◆ Task instructions ◆
Exact reproduction is required for all entries.

◆ Input material ◆
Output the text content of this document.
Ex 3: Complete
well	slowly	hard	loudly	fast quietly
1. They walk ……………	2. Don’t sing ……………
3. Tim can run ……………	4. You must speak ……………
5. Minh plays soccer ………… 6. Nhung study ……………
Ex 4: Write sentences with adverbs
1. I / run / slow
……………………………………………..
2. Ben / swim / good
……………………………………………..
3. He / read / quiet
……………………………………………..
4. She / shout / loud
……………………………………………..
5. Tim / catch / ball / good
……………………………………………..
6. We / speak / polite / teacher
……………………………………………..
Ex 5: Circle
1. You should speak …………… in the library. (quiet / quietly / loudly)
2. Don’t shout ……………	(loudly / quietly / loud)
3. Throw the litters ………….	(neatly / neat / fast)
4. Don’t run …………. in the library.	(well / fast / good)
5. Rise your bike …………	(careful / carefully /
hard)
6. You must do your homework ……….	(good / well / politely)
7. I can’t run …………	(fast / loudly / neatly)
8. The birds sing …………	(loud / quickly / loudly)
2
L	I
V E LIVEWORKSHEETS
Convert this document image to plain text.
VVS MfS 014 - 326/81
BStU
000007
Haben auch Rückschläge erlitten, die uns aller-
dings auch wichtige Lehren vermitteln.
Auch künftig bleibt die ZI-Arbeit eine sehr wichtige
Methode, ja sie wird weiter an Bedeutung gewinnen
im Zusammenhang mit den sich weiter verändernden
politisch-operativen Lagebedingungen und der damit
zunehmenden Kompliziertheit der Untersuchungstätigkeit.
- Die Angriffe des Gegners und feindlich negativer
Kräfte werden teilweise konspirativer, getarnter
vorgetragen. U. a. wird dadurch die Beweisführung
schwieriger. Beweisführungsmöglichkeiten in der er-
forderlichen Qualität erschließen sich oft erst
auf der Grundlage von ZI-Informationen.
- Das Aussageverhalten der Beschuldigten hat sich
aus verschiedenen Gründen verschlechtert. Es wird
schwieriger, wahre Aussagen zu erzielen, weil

◆ The completed task ◆
Output the text content of this document.
Ex 3: Complete
well	slowly	hard	loudly	fast quietly
1. They walk ……………	2. Don’t sing ……………
3. Tim can run ……………	4. You must speak ……………
5. Minh plays soccer ………… 6. Nhung study ……………
Ex 4: Write sentences with adverbs
1. I / run / slow
……………………………………………..
2. Ben / swim / good
……………………………………………..
3. He / read / quiet
……………………………………………..
4. She / shout / loud
……………………………………………..
5. Tim / catch / ball / good
……………………………………………..
6. We / speak / polite / teacher
……………………………………………..
Ex 5: Circle
1. You should speak …………… in the library. (quiet / quietly / loudly)
2. Don’t shout ……………	(loudly / quietly / loud)
3. Throw the litters ………….	(neatly / neat / fast)
4. Don’t run …………. in the library.	(well / fast / good)
5. Rise your bike …………	(careful / carefully /
hard)
6. You must do your homework ……….	(good / well / politely)
7. I can’t run …………	(fast / loudly / neatly)
8. The birds sing …………	(loud / quickly / loudly)
2
L	I
V E LIVEWORKSHEETS
Convert this document image to plain text.
VVS MfS 014 - 326/81
BStU
000007
Haben auch Rückschläge erlitten, die uns aller-
dings auch wichtige Lehren vermitteln.
Auch künftig bleibt die ZI-Arbeit eine sehr wichtige
Methode, ja sie wird weiter an Bedeutung gewinnen
im Zusammenhang mit den sich weiter verändernden
politisch-operativen Lagebedingungen und der damit
zunehmenden Kompliziertheit der Untersuchungstätigkeit.
- Die Angriffe des Gegners und feindlich negativer
Kräfte werden teilweise konspirativer, getarnter
vorgetragen. U. a. wird dadurch die Beweisführung
schwieriger. Beweisführungsmöglichkeiten in der er-
forderlichen Qualität erschließen sich oft erst
auf der Grundlage von ZI-Informationen.
- Das Aussageverhalten der Beschuldigten hat sich
aus verschiedenen Gründen verschlechtert. Es wird
schwieriger, wahre Aussagen zu erzielen, weil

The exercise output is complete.